### Task material
|---|

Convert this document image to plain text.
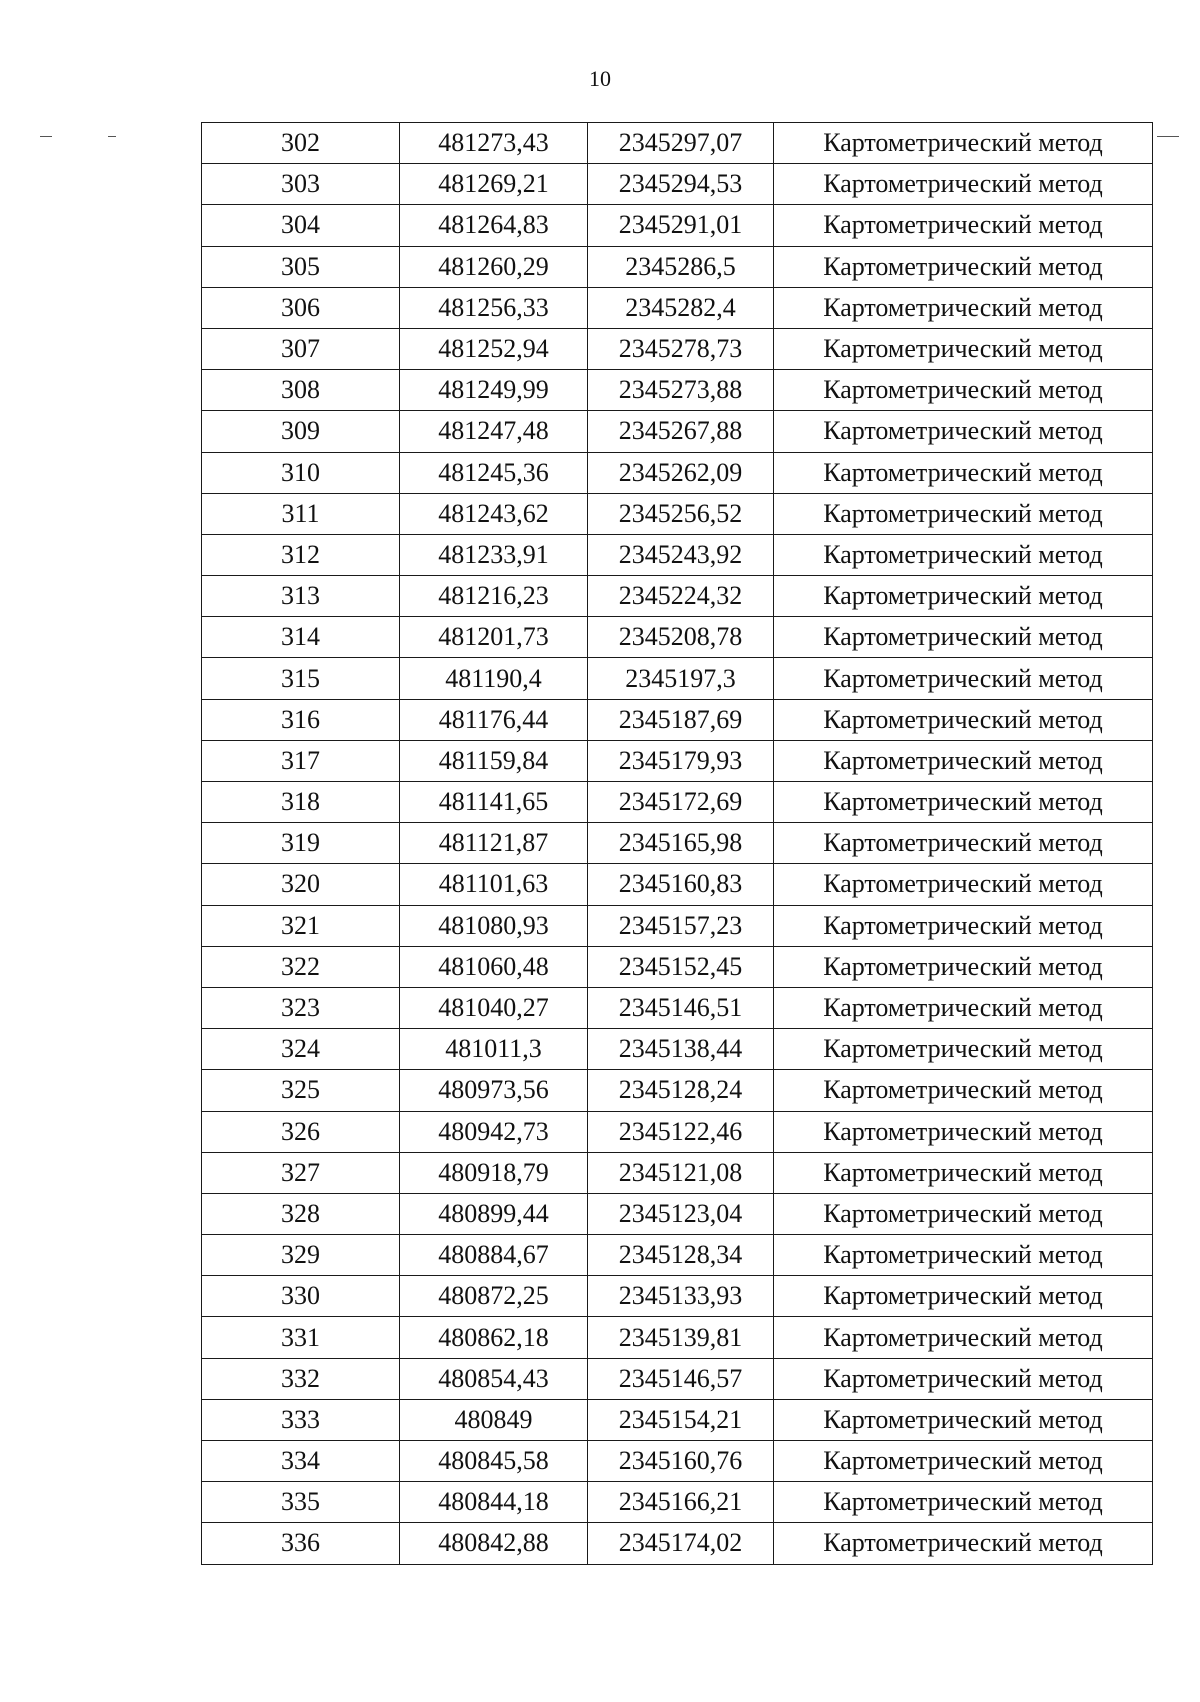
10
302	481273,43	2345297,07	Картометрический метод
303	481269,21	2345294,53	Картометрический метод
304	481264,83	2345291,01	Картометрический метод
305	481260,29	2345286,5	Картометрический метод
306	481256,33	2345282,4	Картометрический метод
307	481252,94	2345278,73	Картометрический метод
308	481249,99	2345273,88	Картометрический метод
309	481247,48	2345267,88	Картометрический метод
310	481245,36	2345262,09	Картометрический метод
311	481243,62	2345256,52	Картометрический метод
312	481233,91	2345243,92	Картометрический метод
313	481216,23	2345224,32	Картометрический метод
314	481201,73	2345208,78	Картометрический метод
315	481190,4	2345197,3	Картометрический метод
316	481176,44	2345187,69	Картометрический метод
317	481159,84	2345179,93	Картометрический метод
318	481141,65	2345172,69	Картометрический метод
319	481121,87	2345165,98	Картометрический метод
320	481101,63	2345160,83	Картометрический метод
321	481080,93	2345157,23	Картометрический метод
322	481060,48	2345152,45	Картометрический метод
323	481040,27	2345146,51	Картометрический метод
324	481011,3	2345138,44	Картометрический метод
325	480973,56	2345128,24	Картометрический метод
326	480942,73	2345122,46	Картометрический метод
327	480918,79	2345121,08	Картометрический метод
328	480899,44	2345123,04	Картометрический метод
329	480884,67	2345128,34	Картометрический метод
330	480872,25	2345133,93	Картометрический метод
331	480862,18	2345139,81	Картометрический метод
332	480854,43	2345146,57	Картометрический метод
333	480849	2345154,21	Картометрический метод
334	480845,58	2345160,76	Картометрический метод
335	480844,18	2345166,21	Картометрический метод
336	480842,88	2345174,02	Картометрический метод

|---|

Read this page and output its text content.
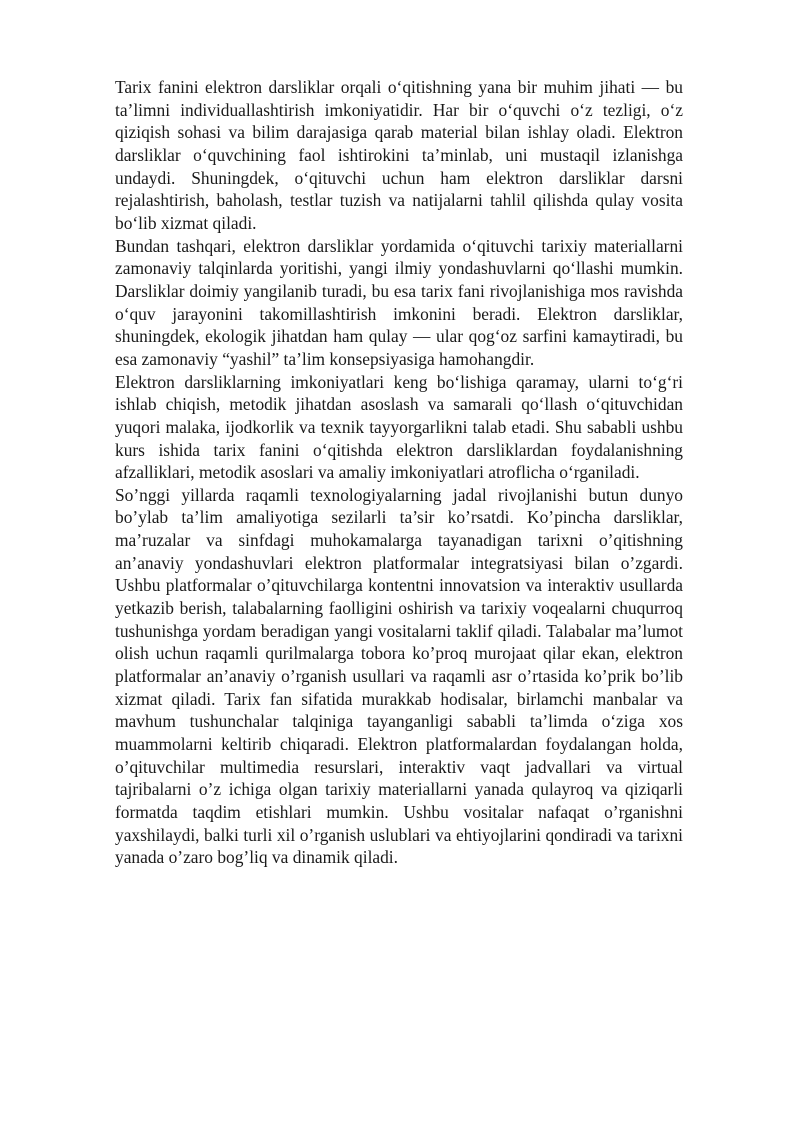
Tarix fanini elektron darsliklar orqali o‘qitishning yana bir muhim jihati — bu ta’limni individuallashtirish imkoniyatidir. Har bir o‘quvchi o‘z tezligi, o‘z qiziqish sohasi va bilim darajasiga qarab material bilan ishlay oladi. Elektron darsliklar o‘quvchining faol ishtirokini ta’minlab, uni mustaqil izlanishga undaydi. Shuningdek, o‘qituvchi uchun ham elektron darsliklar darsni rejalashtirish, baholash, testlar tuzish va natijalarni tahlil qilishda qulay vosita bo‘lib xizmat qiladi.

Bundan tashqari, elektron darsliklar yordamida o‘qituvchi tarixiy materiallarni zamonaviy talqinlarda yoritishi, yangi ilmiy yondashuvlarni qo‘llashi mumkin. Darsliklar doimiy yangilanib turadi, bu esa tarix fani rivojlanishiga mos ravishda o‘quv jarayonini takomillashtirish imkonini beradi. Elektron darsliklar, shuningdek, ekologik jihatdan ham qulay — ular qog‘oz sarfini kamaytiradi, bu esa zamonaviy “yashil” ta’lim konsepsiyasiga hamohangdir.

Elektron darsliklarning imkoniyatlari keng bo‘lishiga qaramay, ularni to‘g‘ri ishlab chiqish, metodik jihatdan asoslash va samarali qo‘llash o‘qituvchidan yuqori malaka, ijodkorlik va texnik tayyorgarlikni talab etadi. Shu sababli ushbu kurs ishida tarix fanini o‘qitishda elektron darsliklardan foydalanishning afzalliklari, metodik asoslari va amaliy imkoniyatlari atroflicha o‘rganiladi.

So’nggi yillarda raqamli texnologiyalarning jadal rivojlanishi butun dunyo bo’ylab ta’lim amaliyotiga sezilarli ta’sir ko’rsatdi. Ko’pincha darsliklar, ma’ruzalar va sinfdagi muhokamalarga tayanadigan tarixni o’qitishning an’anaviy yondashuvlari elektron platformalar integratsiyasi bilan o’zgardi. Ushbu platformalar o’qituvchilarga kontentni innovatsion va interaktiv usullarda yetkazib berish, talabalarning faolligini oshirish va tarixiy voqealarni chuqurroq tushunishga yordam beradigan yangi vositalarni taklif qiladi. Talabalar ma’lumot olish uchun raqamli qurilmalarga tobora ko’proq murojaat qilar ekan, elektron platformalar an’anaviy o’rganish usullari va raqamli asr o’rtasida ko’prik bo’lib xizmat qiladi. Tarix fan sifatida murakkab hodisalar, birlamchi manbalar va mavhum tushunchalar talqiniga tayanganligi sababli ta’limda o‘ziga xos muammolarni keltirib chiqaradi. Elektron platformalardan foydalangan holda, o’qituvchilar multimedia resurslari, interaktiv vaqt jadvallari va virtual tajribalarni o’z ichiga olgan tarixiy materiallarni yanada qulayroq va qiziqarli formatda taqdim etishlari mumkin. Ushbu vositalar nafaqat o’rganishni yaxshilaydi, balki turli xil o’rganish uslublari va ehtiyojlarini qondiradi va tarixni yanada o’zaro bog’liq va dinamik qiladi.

|---|

### Work instructions
Look through the entries above; copy every line holding the string "xizmat".

### Full output
Tarix fanini elektron darsliklar orqali o‘qitishning yana bir muhim jihati — bu ta’limni individuallashtirish imkoniyatidir. Har bir o‘quvchi o‘z tezligi, o‘z qiziqish sohasi va bilim darajasiga qarab material bilan ishlay oladi. Elektron darsliklar o‘quvchining faol ishtirokini ta’minlab, uni mustaqil izlanishga undaydi. Shuningdek, o‘qituvchi uchun ham elektron darsliklar darsni rejalashtirish, baholash, testlar tuzish va natijalarni tahlil qilishda qulay vosita bo‘lib xizmat qiladi.
So’nggi yillarda raqamli texnologiyalarning jadal rivojlanishi butun dunyo bo’ylab ta’lim amaliyotiga sezilarli ta’sir ko’rsatdi. Ko’pincha darsliklar, ma’ruzalar va sinfdagi muhokamalarga tayanadigan tarixni o’qitishning an’anaviy yondashuvlari elektron platformalar integratsiyasi bilan o’zgardi. Ushbu platformalar o’qituvchilarga kontentni innovatsion va interaktiv usullarda yetkazib berish, talabalarning faolligini oshirish va tarixiy voqealarni chuqurroq tushunishga yordam beradigan yangi vositalarni taklif qiladi. Talabalar ma’lumot olish uchun raqamli qurilmalarga tobora ko’proq murojaat qilar ekan, elektron platformalar an’anaviy o’rganish usullari va raqamli asr o’rtasida ko’prik bo’lib xizmat qiladi. Tarix fan sifatida murakkab hodisalar, birlamchi manbalar va mavhum tushunchalar talqiniga tayanganligi sababli ta’limda o‘ziga xos muammolarni keltirib chiqaradi. Elektron platformalardan foydalangan holda, o’qituvchilar multimedia resurslari, interaktiv vaqt jadvallari va virtual tajribalarni o’z ichiga olgan tarixiy materiallarni yanada qulayroq va qiziqarli formatda taqdim etishlari mumkin. Ushbu vositalar nafaqat o’rganishni yaxshilaydi, balki turli xil o’rganish uslublari va ehtiyojlarini qondiradi va tarixni yanada o’zaro bog’liq va dinamik qiladi.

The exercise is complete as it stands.